§ TASK DIRECTIONS: Will you give the material below again, every line exactly as it is?

§ DATA LINES:

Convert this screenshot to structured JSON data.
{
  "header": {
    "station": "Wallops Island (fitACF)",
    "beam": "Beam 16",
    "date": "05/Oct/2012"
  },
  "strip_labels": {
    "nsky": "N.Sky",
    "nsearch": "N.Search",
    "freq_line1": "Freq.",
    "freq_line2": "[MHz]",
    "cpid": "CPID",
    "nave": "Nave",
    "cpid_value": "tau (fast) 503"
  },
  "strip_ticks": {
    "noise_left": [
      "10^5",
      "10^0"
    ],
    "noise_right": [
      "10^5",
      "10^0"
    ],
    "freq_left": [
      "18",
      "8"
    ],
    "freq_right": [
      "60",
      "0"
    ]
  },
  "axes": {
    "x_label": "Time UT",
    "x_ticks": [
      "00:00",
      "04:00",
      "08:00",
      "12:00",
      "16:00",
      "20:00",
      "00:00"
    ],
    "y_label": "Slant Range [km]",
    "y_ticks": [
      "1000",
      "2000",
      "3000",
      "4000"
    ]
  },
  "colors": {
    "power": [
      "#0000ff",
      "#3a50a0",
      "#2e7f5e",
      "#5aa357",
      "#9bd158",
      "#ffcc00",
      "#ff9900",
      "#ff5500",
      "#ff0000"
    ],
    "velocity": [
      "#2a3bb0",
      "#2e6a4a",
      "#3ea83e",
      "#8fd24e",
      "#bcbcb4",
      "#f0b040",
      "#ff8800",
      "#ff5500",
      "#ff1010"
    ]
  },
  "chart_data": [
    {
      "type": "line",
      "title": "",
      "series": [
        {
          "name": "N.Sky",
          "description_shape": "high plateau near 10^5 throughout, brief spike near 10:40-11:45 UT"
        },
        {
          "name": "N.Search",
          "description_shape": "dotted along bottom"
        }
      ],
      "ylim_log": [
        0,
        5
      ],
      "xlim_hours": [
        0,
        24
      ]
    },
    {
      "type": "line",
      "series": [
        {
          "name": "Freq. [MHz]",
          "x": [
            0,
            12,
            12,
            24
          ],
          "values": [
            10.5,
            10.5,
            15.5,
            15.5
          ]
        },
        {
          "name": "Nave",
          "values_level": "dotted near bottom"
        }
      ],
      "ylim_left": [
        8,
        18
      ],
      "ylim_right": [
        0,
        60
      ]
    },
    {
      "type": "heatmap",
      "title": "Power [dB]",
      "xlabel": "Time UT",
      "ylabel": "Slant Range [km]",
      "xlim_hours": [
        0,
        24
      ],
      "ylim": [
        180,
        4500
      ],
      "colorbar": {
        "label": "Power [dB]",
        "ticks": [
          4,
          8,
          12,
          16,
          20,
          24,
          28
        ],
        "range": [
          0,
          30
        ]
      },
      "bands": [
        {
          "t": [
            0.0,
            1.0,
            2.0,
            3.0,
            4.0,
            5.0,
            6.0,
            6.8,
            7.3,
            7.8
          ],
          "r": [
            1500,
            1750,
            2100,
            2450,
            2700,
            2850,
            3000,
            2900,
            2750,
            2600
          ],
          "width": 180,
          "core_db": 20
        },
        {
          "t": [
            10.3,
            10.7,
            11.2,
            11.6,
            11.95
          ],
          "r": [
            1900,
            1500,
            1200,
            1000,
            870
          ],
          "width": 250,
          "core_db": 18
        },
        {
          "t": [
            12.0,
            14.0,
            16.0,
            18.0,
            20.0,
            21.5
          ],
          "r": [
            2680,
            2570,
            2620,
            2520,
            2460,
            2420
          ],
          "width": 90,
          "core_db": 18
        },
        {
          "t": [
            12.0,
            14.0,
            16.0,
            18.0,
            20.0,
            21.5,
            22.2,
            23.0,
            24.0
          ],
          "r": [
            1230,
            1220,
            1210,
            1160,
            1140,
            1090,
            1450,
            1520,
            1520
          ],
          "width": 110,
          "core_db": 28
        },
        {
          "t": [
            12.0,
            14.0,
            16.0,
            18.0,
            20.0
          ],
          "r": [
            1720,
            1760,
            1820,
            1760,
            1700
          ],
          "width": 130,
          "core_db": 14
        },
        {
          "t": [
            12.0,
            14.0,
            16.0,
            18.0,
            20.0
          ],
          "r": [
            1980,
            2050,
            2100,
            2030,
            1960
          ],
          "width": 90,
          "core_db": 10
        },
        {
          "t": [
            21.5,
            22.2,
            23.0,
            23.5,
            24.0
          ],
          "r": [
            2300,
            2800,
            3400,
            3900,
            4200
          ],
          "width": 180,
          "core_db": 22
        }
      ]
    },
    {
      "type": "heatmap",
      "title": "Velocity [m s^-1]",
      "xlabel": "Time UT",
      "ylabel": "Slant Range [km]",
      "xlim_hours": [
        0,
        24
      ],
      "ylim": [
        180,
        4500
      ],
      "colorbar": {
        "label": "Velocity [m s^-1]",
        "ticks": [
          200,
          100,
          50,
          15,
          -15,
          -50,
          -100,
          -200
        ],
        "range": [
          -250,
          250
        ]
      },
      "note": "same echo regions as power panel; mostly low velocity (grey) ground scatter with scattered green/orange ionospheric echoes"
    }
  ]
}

§ REPLY TO THE EXERCISE:
Convert this screenshot to structured JSON data.
{
  "header": {
    "station": "Wallops Island (fitACF)",
    "beam": "Beam 16",
    "date": "05/Oct/2012"
  },
  "strip_labels": {
    "nsky": "N.Sky",
    "nsearch": "N.Search",
    "freq_line1": "Freq.",
    "freq_line2": "[MHz]",
    "cpid": "CPID",
    "nave": "Nave",
    "cpid_value": "tau (fast) 503"
  },
  "strip_ticks": {
    "noise_left": [
      "10^5",
      "10^0"
    ],
    "noise_right": [
      "10^5",
      "10^0"
    ],
    "freq_left": [
      "18",
      "8"
    ],
    "freq_right": [
      "60",
      "0"
    ]
  },
  "axes": {
    "x_label": "Time UT",
    "x_ticks": [
      "00:00",
      "04:00",
      "08:00",
      "12:00",
      "16:00",
      "20:00",
      "00:00"
    ],
    "y_label": "Slant Range [km]",
    "y_ticks": [
      "1000",
      "2000",
      "3000",
      "4000"
    ]
  },
  "colors": {
    "power": [
      "#0000ff",
      "#3a50a0",
      "#2e7f5e",
      "#5aa357",
      "#9bd158",
      "#ffcc00",
      "#ff9900",
      "#ff5500",
      "#ff0000"
    ],
    "velocity": [
      "#2a3bb0",
      "#2e6a4a",
      "#3ea83e",
      "#8fd24e",
      "#bcbcb4",
      "#f0b040",
      "#ff8800",
      "#ff5500",
      "#ff1010"
    ]
  },
  "chart_data": [
    {
      "type": "line",
      "title": "",
      "series": [
        {
          "name": "N.Sky",
          "description_shape": "high plateau near 10^5 throughout, brief spike near 10:40-11:45 UT"
        },
        {
          "name": "N.Search",
          "description_shape": "dotted along bottom"
        }
      ],
      "ylim_log": [
        0,
        5
      ],
      "xlim_hours": [
        0,
        24
      ]
    },
    {
      "type": "line",
      "series": [
        {
          "name": "Freq. [MHz]",
          "x": [
            0,
            12,
            12,
            24
          ],
          "values": [
            10.5,
            10.5,
            15.5,
            15.5
          ]
        },
        {
          "name": "Nave",
          "values_level": "dotted near bottom"
        }
      ],
      "ylim_left": [
        8,
        18
      ],
      "ylim_right": [
        0,
        60
      ]
    },
    {
      "type": "heatmap",
      "title": "Power [dB]",
      "xlabel": "Time UT",
      "ylabel": "Slant Range [km]",
      "xlim_hours": [
        0,
        24
      ],
      "ylim": [
        180,
        4500
      ],
      "colorbar": {
        "label": "Power [dB]",
        "ticks": [
          4,
          8,
          12,
          16,
          20,
          24,
          28
        ],
        "range": [
          0,
          30
        ]
      },
      "bands": [
        {
          "t": [
            0.0,
            1.0,
            2.0,
            3.0,
            4.0,
            5.0,
            6.0,
            6.8,
            7.3,
            7.8
          ],
          "r": [
            1500,
            1750,
            2100,
            2450,
            2700,
            2850,
            3000,
            2900,
            2750,
            2600
          ],
          "width": 180,
          "core_db": 20
        },
        {
          "t": [
            10.3,
            10.7,
            11.2,
            11.6,
            11.95
          ],
          "r": [
            1900,
            1500,
            1200,
            1000,
            870
          ],
          "width": 250,
          "core_db": 18
        },
        {
          "t": [
            12.0,
            14.0,
            16.0,
            18.0,
            20.0,
            21.5
          ],
          "r": [
            2680,
            2570,
            2620,
            2520,
            2460,
            2420
          ],
          "width": 90,
          "core_db": 18
        },
        {
          "t": [
            12.0,
            14.0,
            16.0,
            18.0,
            20.0,
            21.5,
            22.2,
            23.0,
            24.0
          ],
          "r": [
            1230,
            1220,
            1210,
            1160,
            1140,
            1090,
            1450,
            1520,
            1520
          ],
          "width": 110,
          "core_db": 28
        },
        {
          "t": [
            12.0,
            14.0,
            16.0,
            18.0,
            20.0
          ],
          "r": [
            1720,
            1760,
            1820,
            1760,
            1700
          ],
          "width": 130,
          "core_db": 14
        },
        {
          "t": [
            12.0,
            14.0,
            16.0,
            18.0,
            20.0
          ],
          "r": [
            1980,
            2050,
            2100,
            2030,
            1960
          ],
          "width": 90,
          "core_db": 10
        },
        {
          "t": [
            21.5,
            22.2,
            23.0,
            23.5,
            24.0
          ],
          "r": [
            2300,
            2800,
            3400,
            3900,
            4200
          ],
          "width": 180,
          "core_db": 22
        }
      ]
    },
    {
      "type": "heatmap",
      "title": "Velocity [m s^-1]",
      "xlabel": "Time UT",
      "ylabel": "Slant Range [km]",
      "xlim_hours": [
        0,
        24
      ],
      "ylim": [
        180,
        4500
      ],
      "colorbar": {
        "label": "Velocity [m s^-1]",
        "ticks": [
          200,
          100,
          50,
          15,
          -15,
          -50,
          -100,
          -200
        ],
        "range": [
          -250,
          250
        ]
      },
      "note": "same echo regions as power panel; mostly low velocity (grey) ground scatter with scattered green/orange ionospheric echoes"
    }
  ]
}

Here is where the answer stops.